Instructions for the task: Tell how many lines include the string "answered". Answer with a single number.

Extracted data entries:
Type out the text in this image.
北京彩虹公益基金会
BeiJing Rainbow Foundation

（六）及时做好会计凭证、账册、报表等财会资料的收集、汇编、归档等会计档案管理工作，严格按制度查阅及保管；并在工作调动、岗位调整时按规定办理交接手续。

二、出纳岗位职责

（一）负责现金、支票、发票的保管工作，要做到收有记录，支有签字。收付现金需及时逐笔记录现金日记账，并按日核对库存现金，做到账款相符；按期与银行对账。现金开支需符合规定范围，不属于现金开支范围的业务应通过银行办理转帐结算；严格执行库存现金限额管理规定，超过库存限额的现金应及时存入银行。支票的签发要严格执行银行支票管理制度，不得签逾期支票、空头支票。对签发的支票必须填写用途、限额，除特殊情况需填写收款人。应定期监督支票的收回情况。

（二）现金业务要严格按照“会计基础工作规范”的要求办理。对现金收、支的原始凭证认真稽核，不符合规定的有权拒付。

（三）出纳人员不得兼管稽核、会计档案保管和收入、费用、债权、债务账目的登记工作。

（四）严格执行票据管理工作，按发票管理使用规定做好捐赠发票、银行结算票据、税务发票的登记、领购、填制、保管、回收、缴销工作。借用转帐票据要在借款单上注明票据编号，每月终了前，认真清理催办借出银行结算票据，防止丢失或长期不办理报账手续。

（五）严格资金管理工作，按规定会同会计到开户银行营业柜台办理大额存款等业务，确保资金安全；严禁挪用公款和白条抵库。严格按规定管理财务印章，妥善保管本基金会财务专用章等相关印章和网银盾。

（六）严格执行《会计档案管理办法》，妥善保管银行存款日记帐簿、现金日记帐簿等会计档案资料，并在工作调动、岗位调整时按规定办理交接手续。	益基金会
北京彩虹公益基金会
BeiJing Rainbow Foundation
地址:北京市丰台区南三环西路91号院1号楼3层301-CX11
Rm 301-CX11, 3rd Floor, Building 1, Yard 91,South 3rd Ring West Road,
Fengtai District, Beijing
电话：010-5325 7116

--

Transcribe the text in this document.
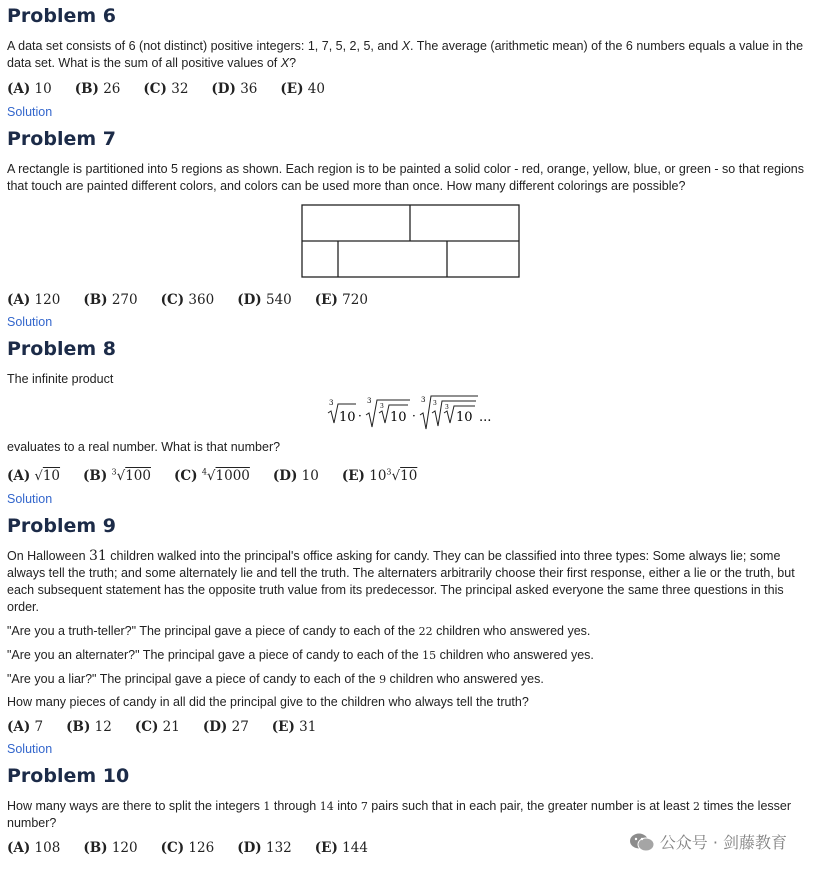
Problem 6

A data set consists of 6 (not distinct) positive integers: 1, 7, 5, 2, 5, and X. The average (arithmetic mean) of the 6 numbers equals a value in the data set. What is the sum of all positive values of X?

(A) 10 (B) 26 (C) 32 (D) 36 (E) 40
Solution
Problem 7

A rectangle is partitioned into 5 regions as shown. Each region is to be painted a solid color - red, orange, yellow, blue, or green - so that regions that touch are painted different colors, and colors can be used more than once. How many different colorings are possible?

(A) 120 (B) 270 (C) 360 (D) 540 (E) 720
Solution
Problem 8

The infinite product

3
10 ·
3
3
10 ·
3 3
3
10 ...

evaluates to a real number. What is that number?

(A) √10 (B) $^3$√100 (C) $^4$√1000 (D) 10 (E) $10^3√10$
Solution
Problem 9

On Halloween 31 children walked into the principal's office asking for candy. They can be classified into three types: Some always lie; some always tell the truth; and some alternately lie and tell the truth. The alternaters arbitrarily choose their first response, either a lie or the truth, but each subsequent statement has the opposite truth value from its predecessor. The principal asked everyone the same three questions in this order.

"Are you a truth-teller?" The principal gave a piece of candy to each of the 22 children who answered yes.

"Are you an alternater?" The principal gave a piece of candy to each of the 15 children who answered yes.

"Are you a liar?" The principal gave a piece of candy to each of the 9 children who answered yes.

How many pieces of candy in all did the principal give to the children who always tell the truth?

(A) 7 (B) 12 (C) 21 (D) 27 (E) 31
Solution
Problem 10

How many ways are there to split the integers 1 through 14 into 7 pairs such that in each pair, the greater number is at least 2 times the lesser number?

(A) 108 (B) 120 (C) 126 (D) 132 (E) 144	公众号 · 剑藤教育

==

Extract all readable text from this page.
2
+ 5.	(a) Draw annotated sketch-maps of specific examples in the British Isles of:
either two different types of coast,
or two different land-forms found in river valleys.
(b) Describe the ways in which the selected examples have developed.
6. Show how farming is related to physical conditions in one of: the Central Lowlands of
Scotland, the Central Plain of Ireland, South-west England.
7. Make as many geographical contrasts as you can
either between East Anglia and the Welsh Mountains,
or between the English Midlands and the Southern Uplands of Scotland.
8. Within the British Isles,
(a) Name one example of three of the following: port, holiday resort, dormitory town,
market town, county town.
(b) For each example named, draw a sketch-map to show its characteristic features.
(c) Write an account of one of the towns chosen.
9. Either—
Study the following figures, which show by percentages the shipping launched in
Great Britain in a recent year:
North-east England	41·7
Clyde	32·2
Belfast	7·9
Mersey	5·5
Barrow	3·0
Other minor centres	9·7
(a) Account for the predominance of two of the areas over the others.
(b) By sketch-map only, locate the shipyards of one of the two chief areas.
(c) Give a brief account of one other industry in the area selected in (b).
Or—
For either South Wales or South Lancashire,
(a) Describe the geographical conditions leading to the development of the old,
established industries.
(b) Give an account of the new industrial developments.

Right answer: 3